THE REQUEST
Repeat the listing in full, preserving every character.

MATERIALS PROVIDED
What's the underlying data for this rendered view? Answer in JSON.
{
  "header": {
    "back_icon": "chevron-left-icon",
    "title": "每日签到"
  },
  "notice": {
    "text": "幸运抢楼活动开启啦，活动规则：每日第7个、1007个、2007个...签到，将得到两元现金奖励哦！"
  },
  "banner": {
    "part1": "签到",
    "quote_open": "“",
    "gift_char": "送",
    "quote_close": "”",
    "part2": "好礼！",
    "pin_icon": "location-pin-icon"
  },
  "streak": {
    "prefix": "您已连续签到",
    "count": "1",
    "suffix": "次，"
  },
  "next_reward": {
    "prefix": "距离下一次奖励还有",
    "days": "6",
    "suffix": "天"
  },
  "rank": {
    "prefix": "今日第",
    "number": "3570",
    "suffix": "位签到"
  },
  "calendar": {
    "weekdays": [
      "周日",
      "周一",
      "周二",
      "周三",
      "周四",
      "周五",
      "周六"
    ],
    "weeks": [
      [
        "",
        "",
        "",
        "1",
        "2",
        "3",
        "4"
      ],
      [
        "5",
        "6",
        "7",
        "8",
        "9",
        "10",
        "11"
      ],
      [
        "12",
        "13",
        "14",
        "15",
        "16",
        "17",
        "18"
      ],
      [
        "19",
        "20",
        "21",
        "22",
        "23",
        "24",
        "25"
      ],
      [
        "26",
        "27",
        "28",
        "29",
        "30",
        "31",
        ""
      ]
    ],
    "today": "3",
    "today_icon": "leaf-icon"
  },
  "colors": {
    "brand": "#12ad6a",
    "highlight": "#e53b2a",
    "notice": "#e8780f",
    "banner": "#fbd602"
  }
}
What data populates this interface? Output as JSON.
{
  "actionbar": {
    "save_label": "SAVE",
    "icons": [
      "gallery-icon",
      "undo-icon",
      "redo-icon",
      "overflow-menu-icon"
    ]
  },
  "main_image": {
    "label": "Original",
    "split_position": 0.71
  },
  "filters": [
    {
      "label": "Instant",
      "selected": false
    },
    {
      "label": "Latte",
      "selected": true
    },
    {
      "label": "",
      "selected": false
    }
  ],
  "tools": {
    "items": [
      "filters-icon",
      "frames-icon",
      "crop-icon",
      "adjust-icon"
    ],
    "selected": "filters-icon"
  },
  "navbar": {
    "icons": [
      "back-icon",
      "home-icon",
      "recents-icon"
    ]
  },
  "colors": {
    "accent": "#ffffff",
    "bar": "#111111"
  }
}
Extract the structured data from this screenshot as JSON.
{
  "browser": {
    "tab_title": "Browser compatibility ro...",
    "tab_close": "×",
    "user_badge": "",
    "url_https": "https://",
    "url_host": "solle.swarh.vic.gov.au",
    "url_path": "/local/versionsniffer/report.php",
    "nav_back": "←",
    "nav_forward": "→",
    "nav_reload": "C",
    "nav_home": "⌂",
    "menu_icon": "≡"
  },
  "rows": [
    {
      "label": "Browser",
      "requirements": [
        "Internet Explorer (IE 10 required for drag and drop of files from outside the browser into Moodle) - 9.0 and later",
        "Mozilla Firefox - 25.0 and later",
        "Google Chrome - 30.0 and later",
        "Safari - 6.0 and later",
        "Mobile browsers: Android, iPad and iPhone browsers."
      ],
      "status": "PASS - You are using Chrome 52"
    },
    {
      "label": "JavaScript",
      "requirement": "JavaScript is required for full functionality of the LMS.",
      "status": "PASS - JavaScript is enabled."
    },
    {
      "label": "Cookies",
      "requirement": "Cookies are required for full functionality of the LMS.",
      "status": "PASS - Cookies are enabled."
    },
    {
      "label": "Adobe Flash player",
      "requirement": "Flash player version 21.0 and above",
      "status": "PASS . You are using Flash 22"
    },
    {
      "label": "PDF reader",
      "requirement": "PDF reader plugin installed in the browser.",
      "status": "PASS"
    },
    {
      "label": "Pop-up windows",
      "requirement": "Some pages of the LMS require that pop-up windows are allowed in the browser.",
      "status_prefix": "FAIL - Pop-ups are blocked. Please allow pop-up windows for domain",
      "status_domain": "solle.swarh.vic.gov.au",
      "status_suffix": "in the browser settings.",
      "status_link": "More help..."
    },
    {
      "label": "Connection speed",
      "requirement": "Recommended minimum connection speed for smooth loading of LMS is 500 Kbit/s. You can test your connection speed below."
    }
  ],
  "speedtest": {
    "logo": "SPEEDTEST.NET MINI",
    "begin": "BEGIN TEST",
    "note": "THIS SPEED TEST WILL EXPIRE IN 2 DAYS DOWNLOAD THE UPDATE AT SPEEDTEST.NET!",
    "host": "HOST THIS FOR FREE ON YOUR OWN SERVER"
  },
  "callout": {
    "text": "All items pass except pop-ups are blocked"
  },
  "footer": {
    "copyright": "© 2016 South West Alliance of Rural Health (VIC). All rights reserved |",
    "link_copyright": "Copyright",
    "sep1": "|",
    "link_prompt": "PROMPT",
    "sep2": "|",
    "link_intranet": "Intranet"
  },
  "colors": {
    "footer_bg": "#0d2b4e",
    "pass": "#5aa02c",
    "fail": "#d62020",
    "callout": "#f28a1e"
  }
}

EXPECTED OUTPUT
What's the underlying data for this rendered view? Answer in JSON.
{
  "header": {
    "back_icon": "chevron-left-icon",
    "title": "每日签到"
  },
  "notice": {
    "text": "幸运抢楼活动开启啦，活动规则：每日第7个、1007个、2007个...签到，将得到两元现金奖励哦！"
  },
  "banner": {
    "part1": "签到",
    "quote_open": "“",
    "gift_char": "送",
    "quote_close": "”",
    "part2": "好礼！",
    "pin_icon": "location-pin-icon"
  },
  "streak": {
    "prefix": "您已连续签到",
    "count": "1",
    "suffix": "次，"
  },
  "next_reward": {
    "prefix": "距离下一次奖励还有",
    "days": "6",
    "suffix": "天"
  },
  "rank": {
    "prefix": "今日第",
    "number": "3570",
    "suffix": "位签到"
  },
  "calendar": {
    "weekdays": [
      "周日",
      "周一",
      "周二",
      "周三",
      "周四",
      "周五",
      "周六"
    ],
    "weeks": [
      [
        "",
        "",
        "",
        "1",
        "2",
        "3",
        "4"
      ],
      [
        "5",
        "6",
        "7",
        "8",
        "9",
        "10",
        "11"
      ],
      [
        "12",
        "13",
        "14",
        "15",
        "16",
        "17",
        "18"
      ],
      [
        "19",
        "20",
        "21",
        "22",
        "23",
        "24",
        "25"
      ],
      [
        "26",
        "27",
        "28",
        "29",
        "30",
        "31",
        ""
      ]
    ],
    "today": "3",
    "today_icon": "leaf-icon"
  },
  "colors": {
    "brand": "#12ad6a",
    "highlight": "#e53b2a",
    "notice": "#e8780f",
    "banner": "#fbd602"
  }
}
What data populates this interface? Output as JSON.
{
  "actionbar": {
    "save_label": "SAVE",
    "icons": [
      "gallery-icon",
      "undo-icon",
      "redo-icon",
      "overflow-menu-icon"
    ]
  },
  "main_image": {
    "label": "Original",
    "split_position": 0.71
  },
  "filters": [
    {
      "label": "Instant",
      "selected": false
    },
    {
      "label": "Latte",
      "selected": true
    },
    {
      "label": "",
      "selected": false
    }
  ],
  "tools": {
    "items": [
      "filters-icon",
      "frames-icon",
      "crop-icon",
      "adjust-icon"
    ],
    "selected": "filters-icon"
  },
  "navbar": {
    "icons": [
      "back-icon",
      "home-icon",
      "recents-icon"
    ]
  },
  "colors": {
    "accent": "#ffffff",
    "bar": "#111111"
  }
}
Extract the structured data from this screenshot as JSON.
{
  "browser": {
    "tab_title": "Browser compatibility ro...",
    "tab_close": "×",
    "user_badge": "",
    "url_https": "https://",
    "url_host": "solle.swarh.vic.gov.au",
    "url_path": "/local/versionsniffer/report.php",
    "nav_back": "←",
    "nav_forward": "→",
    "nav_reload": "C",
    "nav_home": "⌂",
    "menu_icon": "≡"
  },
  "rows": [
    {
      "label": "Browser",
      "requirements": [
        "Internet Explorer (IE 10 required for drag and drop of files from outside the browser into Moodle) - 9.0 and later",
        "Mozilla Firefox - 25.0 and later",
        "Google Chrome - 30.0 and later",
        "Safari - 6.0 and later",
        "Mobile browsers: Android, iPad and iPhone browsers."
      ],
      "status": "PASS - You are using Chrome 52"
    },
    {
      "label": "JavaScript",
      "requirement": "JavaScript is required for full functionality of the LMS.",
      "status": "PASS - JavaScript is enabled."
    },
    {
      "label": "Cookies",
      "requirement": "Cookies are required for full functionality of the LMS.",
      "status": "PASS - Cookies are enabled."
    },
    {
      "label": "Adobe Flash player",
      "requirement": "Flash player version 21.0 and above",
      "status": "PASS . You are using Flash 22"
    },
    {
      "label": "PDF reader",
      "requirement": "PDF reader plugin installed in the browser.",
      "status": "PASS"
    },
    {
      "label": "Pop-up windows",
      "requirement": "Some pages of the LMS require that pop-up windows are allowed in the browser.",
      "status_prefix": "FAIL - Pop-ups are blocked. Please allow pop-up windows for domain",
      "status_domain": "solle.swarh.vic.gov.au",
      "status_suffix": "in the browser settings.",
      "status_link": "More help..."
    },
    {
      "label": "Connection speed",
      "requirement": "Recommended minimum connection speed for smooth loading of LMS is 500 Kbit/s. You can test your connection speed below."
    }
  ],
  "speedtest": {
    "logo": "SPEEDTEST.NET MINI",
    "begin": "BEGIN TEST",
    "note": "THIS SPEED TEST WILL EXPIRE IN 2 DAYS DOWNLOAD THE UPDATE AT SPEEDTEST.NET!",
    "host": "HOST THIS FOR FREE ON YOUR OWN SERVER"
  },
  "callout": {
    "text": "All items pass except pop-ups are blocked"
  },
  "footer": {
    "copyright": "© 2016 South West Alliance of Rural Health (VIC). All rights reserved |",
    "link_copyright": "Copyright",
    "sep1": "|",
    "link_prompt": "PROMPT",
    "sep2": "|",
    "link_intranet": "Intranet"
  },
  "colors": {
    "footer_bg": "#0d2b4e",
    "pass": "#5aa02c",
    "fail": "#d62020",
    "callout": "#f28a1e"
  }
}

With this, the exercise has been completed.